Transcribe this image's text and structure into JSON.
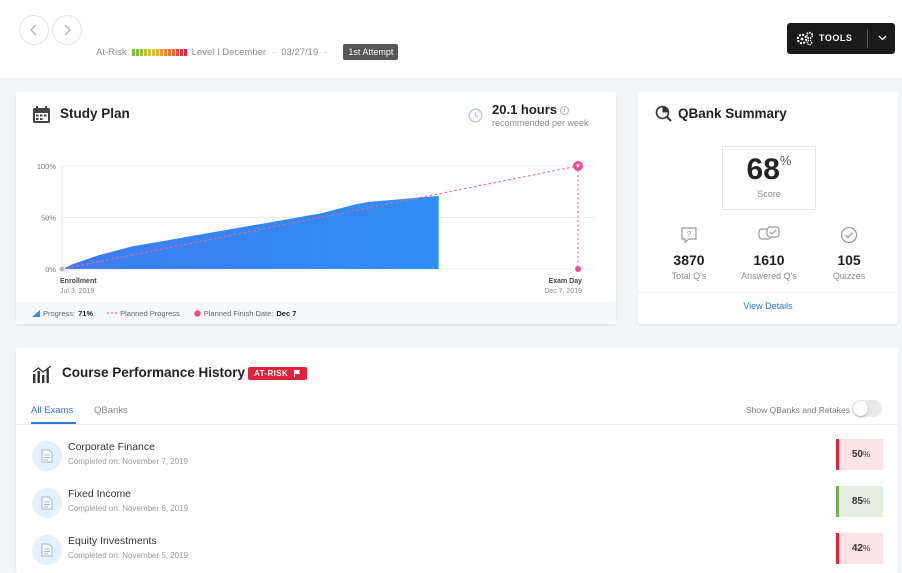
{
  "header": {
    "risk_label": "At-Risk",
    "risk_colors": [
      "#7bbf3b",
      "#7bbf3b",
      "#9dc23a",
      "#b8c43a",
      "#cfc33a",
      "#e2b93a",
      "#ebac3a",
      "#f19b3a",
      "#f08a3a",
      "#ee763c",
      "#ec613e",
      "#e84a40",
      "#e23542",
      "#dd2244"
    ],
    "level": "Level I December",
    "date": "03/27/19",
    "attempt": "1st Attempt",
    "tools_label": "TOOLS"
  },
  "study_plan": {
    "title": "Study Plan",
    "hours": "20.1 hours",
    "hours_sub": "recommended per week",
    "legend": {
      "progress_label": "Progress:",
      "progress_value": "71%",
      "planned_label": "Planned Progress",
      "finish_label": "Planned Finish Date:",
      "finish_value": "Dec 7"
    },
    "colors": {
      "actual": "#2d8cf0",
      "planned": "#f0609e"
    }
  },
  "chart_data": {
    "type": "area",
    "y_ticks": [
      "100%",
      "50%",
      "0%"
    ],
    "ylim": [
      0,
      100
    ],
    "x_start_label": "Enrollment",
    "x_start_date": "Jul 3, 2019",
    "x_end_label": "Exam Day",
    "x_end_date": "Dec 7, 2019",
    "actual_progress_curve": [
      0,
      5,
      9,
      13,
      16,
      19,
      22,
      24,
      26,
      28,
      30,
      32,
      34,
      36,
      38,
      40,
      42,
      44,
      46,
      48,
      50,
      52,
      54,
      57,
      60,
      63,
      65,
      66,
      67,
      68,
      69,
      70,
      71
    ],
    "actual_progress_fraction_of_timeline": 0.73,
    "planned_progress": [
      0,
      100
    ]
  },
  "qbank": {
    "title": "QBank Summary",
    "score": "68",
    "score_pct": "%",
    "score_label": "Score",
    "stats": [
      {
        "value": "3870",
        "label": "Total Q's",
        "icon": "question-bubble-icon"
      },
      {
        "value": "1610",
        "label": "Answered Q's",
        "icon": "answered-bubbles-icon"
      },
      {
        "value": "105",
        "label": "Quizzes",
        "icon": "check-circle-icon"
      }
    ],
    "view_details": "View Details"
  },
  "performance": {
    "title": "Course Performance History",
    "badge": "AT-RISK",
    "tabs": [
      "All Exams",
      "QBanks"
    ],
    "toggle_label": "Show QBanks and Retakes",
    "rows": [
      {
        "name": "Corporate Finance",
        "date": "Completed on: November 7, 2019",
        "score": "50",
        "unit": "%",
        "status": "low"
      },
      {
        "name": "Fixed Income",
        "date": "Completed on: November 6, 2019",
        "score": "85",
        "unit": "%",
        "status": "high"
      },
      {
        "name": "Equity Investments",
        "date": "Completed on: November 5, 2019",
        "score": "42",
        "unit": "%",
        "status": "low"
      }
    ]
  }
}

= = =

Give the data again exactly as written, with all pictures left out.

Transcribe this image's text and structure into JSON.
{
  "header": {
    "risk_label": "At-Risk",
    "risk_colors": [
      "#7bbf3b",
      "#7bbf3b",
      "#9dc23a",
      "#b8c43a",
      "#cfc33a",
      "#e2b93a",
      "#ebac3a",
      "#f19b3a",
      "#f08a3a",
      "#ee763c",
      "#ec613e",
      "#e84a40",
      "#e23542",
      "#dd2244"
    ],
    "level": "Level I December",
    "date": "03/27/19",
    "attempt": "1st Attempt",
    "tools_label": "TOOLS"
  },
  "study_plan": {
    "title": "Study Plan",
    "hours": "20.1 hours",
    "hours_sub": "recommended per week",
    "legend": {
      "progress_label": "Progress:",
      "progress_value": "71%",
      "planned_label": "Planned Progress",
      "finish_label": "Planned Finish Date:",
      "finish_value": "Dec 7"
    },
    "colors": {
      "actual": "#2d8cf0",
      "planned": "#f0609e"
    }
  },
  "chart_data": {
    "type": "area",
    "y_ticks": [
      "100%",
      "50%",
      "0%"
    ],
    "ylim": [
      0,
      100
    ],
    "x_start_label": "Enrollment",
    "x_start_date": "Jul 3, 2019",
    "x_end_label": "Exam Day",
    "x_end_date": "Dec 7, 2019",
    "actual_progress_curve": [
      0,
      5,
      9,
      13,
      16,
      19,
      22,
      24,
      26,
      28,
      30,
      32,
      34,
      36,
      38,
      40,
      42,
      44,
      46,
      48,
      50,
      52,
      54,
      57,
      60,
      63,
      65,
      66,
      67,
      68,
      69,
      70,
      71
    ],
    "actual_progress_fraction_of_timeline": 0.73,
    "planned_progress": [
      0,
      100
    ]
  },
  "qbank": {
    "title": "QBank Summary",
    "score": "68",
    "score_pct": "%",
    "score_label": "Score",
    "stats": [
      {
        "value": "3870",
        "label": "Total Q's",
        "icon": "question-bubble-icon"
      },
      {
        "value": "1610",
        "label": "Answered Q's",
        "icon": "answered-bubbles-icon"
      },
      {
        "value": "105",
        "label": "Quizzes",
        "icon": "check-circle-icon"
      }
    ],
    "view_details": "View Details"
  },
  "performance": {
    "title": "Course Performance History",
    "badge": "AT-RISK",
    "tabs": [
      "All Exams",
      "QBanks"
    ],
    "toggle_label": "Show QBanks and Retakes",
    "rows": [
      {
        "name": "Corporate Finance",
        "date": "Completed on: November 7, 2019",
        "score": "50",
        "unit": "%",
        "status": "low"
      },
      {
        "name": "Fixed Income",
        "date": "Completed on: November 6, 2019",
        "score": "85",
        "unit": "%",
        "status": "high"
      },
      {
        "name": "Equity Investments",
        "date": "Completed on: November 5, 2019",
        "score": "42",
        "unit": "%",
        "status": "low"
      }
    ]
  }
}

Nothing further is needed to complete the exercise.